*PROVIDED RECORDS*.

((

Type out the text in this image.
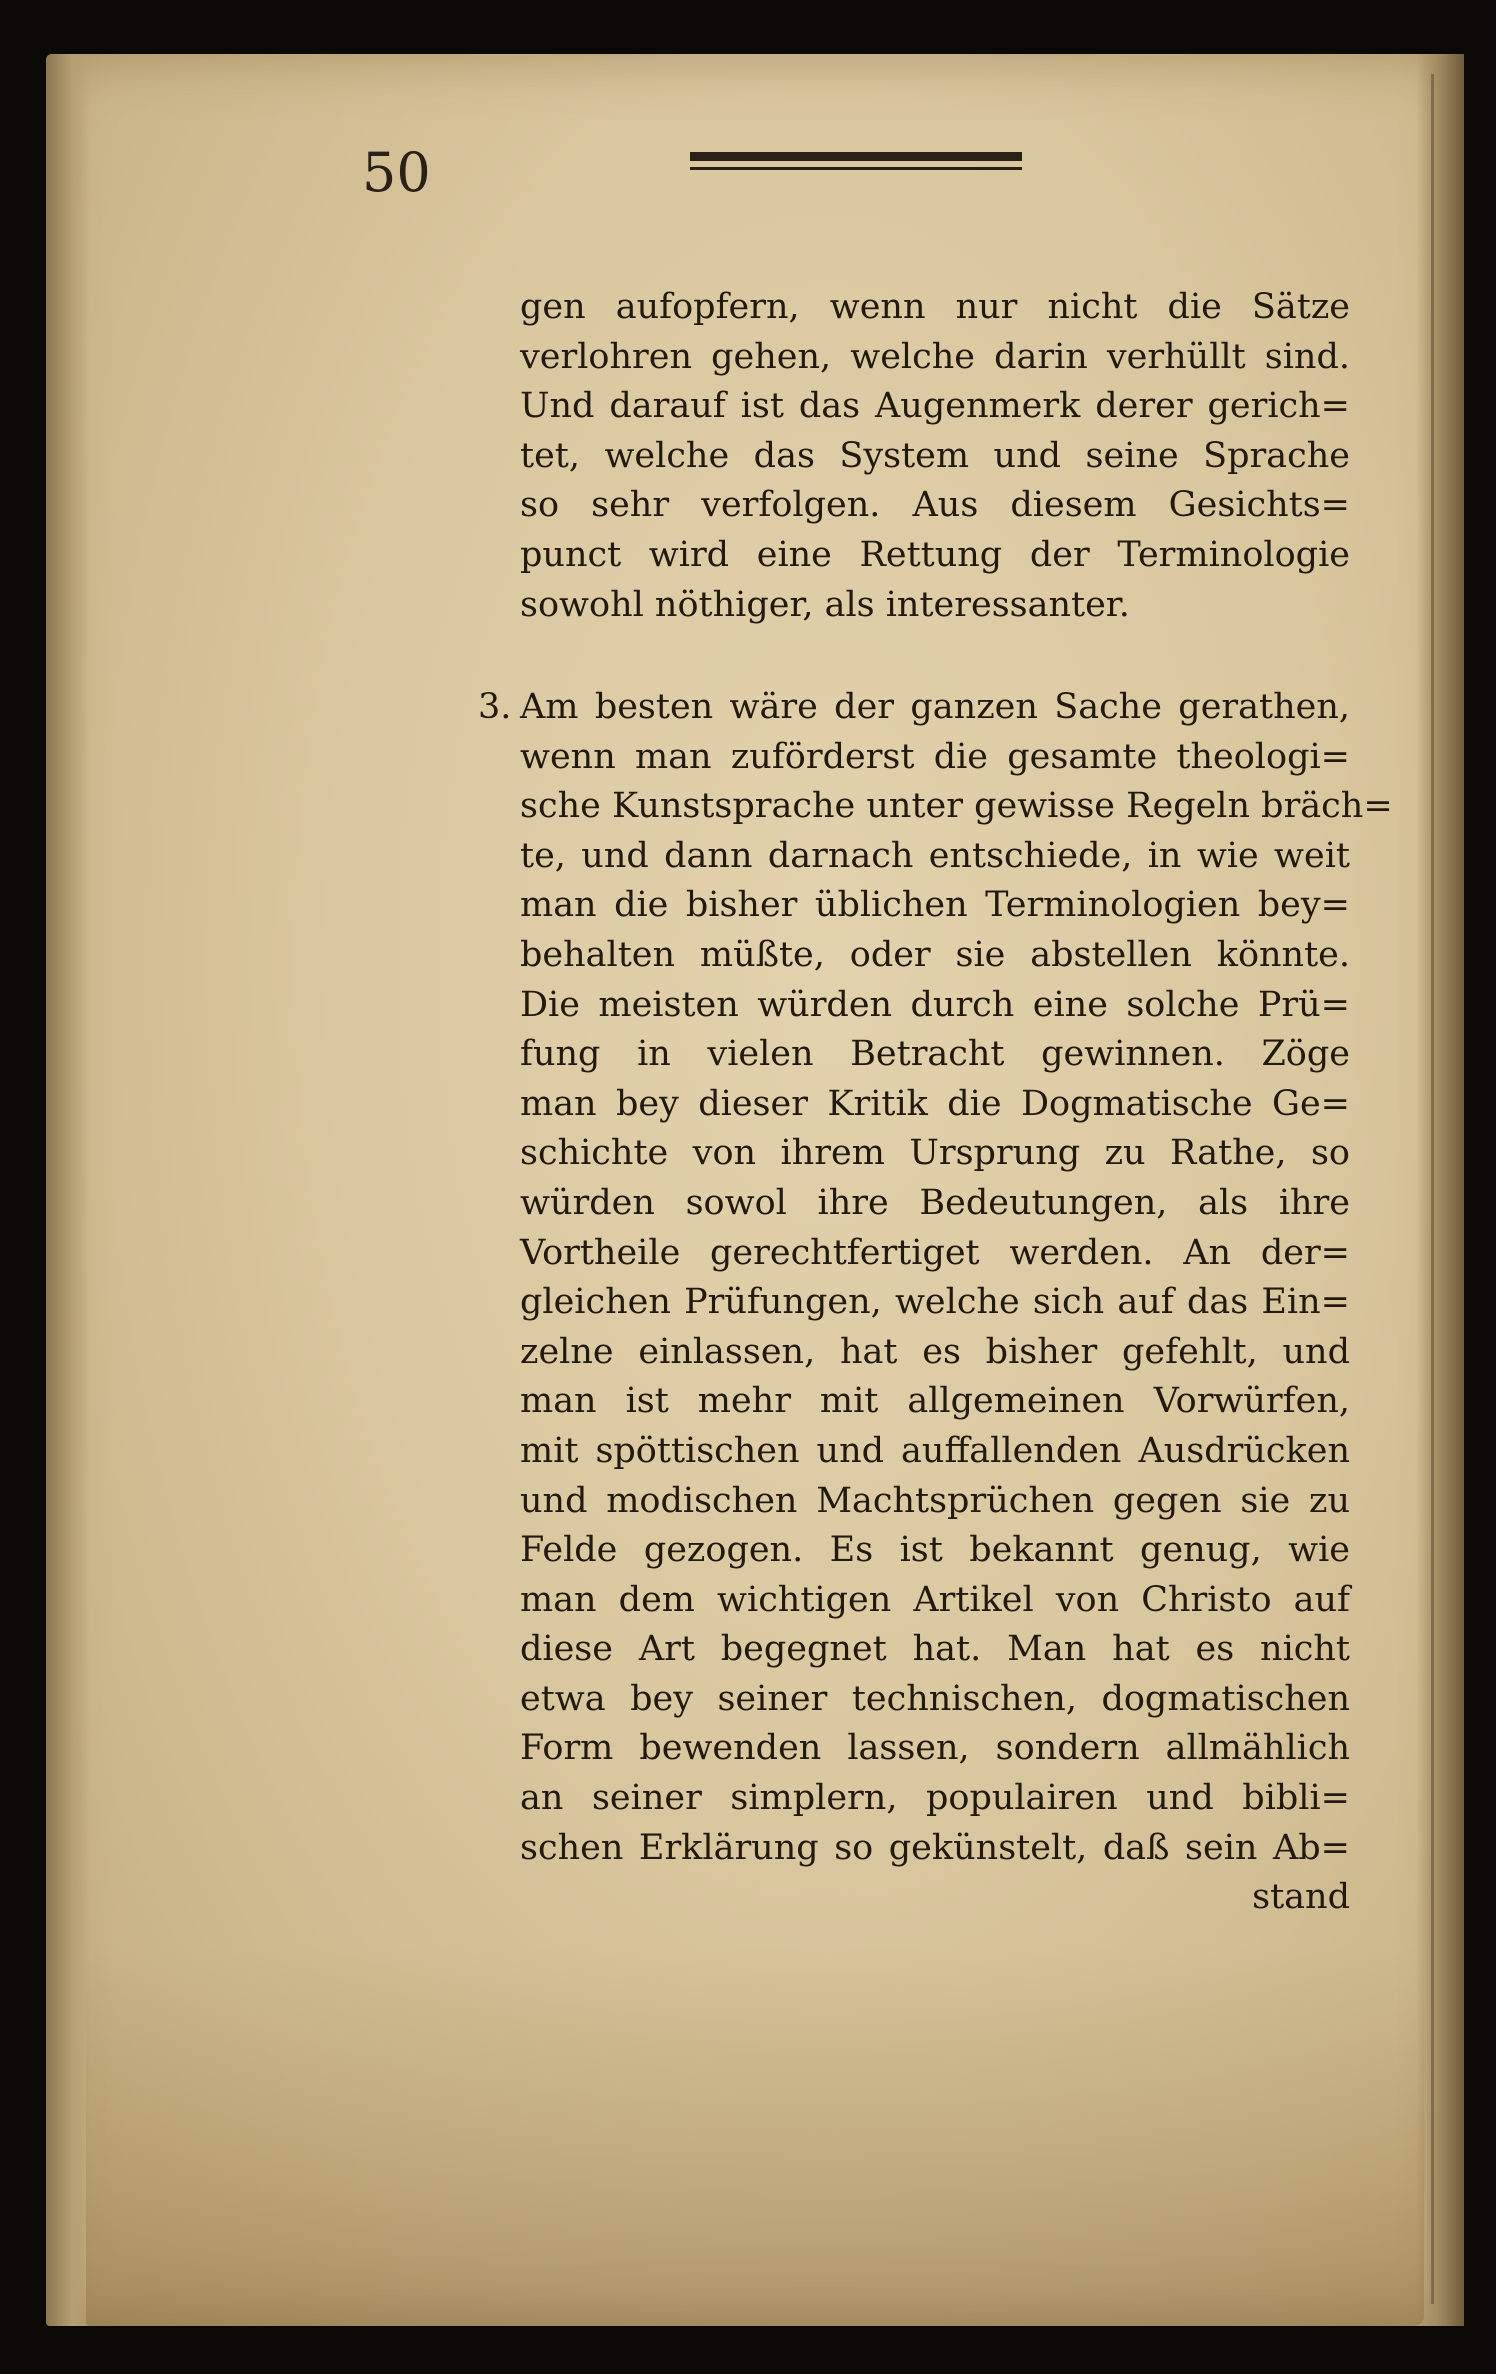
50
gen aufopfern, wenn nur nicht die Sätze
verlohren gehen, welche darin verhüllt sind.
Und darauf ist das Augenmerk derer gerich=
tet, welche das System und seine Sprache
so sehr verfolgen. Aus diesem Gesichts=
punct wird eine Rettung der Terminologie
sowohl nöthiger, als interessanter.
3. Am besten wäre der ganzen Sache gerathen,
wenn man zuförderst die gesamte theologi=
sche Kunstsprache unter gewisse Regeln bräch=
te, und dann darnach entschiede, in wie weit
man die bisher üblichen Terminologien bey=
behalten müßte, oder sie abstellen könnte.
Die meisten würden durch eine solche Prü=
fung in vielen Betracht gewinnen. Zöge
man bey dieser Kritik die Dogmatische Ge=
schichte von ihrem Ursprung zu Rathe, so
würden sowol ihre Bedeutungen, als ihre
Vortheile gerechtfertiget werden. An der=
gleichen Prüfungen, welche sich auf das Ein=
zelne einlassen, hat es bisher gefehlt, und
man ist mehr mit allgemeinen Vorwürfen,
mit spöttischen und auffallenden Ausdrücken
und modischen Machtsprüchen gegen sie zu
Felde gezogen. Es ist bekannt genug, wie
man dem wichtigen Artikel von Christo auf
diese Art begegnet hat. Man hat es nicht
etwa bey seiner technischen, dogmatischen
Form bewenden lassen, sondern allmählich
an seiner simplern, populairen und bibli=
schen Erklärung so gekünstelt, daß sein Ab=
stand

))

Ignore the images and quote every line of the listing exactly.

*RESULT BELOW*.
Type out the text in this image.
50
gen aufopfern, wenn nur nicht die Sätze
verlohren gehen, welche darin verhüllt sind.
Und darauf ist das Augenmerk derer gerich=
tet, welche das System und seine Sprache
so sehr verfolgen. Aus diesem Gesichts=
punct wird eine Rettung der Terminologie
sowohl nöthiger, als interessanter.
3. Am besten wäre der ganzen Sache gerathen,
wenn man zuförderst die gesamte theologi=
sche Kunstsprache unter gewisse Regeln bräch=
te, und dann darnach entschiede, in wie weit
man die bisher üblichen Terminologien bey=
behalten müßte, oder sie abstellen könnte.
Die meisten würden durch eine solche Prü=
fung in vielen Betracht gewinnen. Zöge
man bey dieser Kritik die Dogmatische Ge=
schichte von ihrem Ursprung zu Rathe, so
würden sowol ihre Bedeutungen, als ihre
Vortheile gerechtfertiget werden. An der=
gleichen Prüfungen, welche sich auf das Ein=
zelne einlassen, hat es bisher gefehlt, und
man ist mehr mit allgemeinen Vorwürfen,
mit spöttischen und auffallenden Ausdrücken
und modischen Machtsprüchen gegen sie zu
Felde gezogen. Es ist bekannt genug, wie
man dem wichtigen Artikel von Christo auf
diese Art begegnet hat. Man hat es nicht
etwa bey seiner technischen, dogmatischen
Form bewenden lassen, sondern allmählich
an seiner simplern, populairen und bibli=
schen Erklärung so gekünstelt, daß sein Ab=
stand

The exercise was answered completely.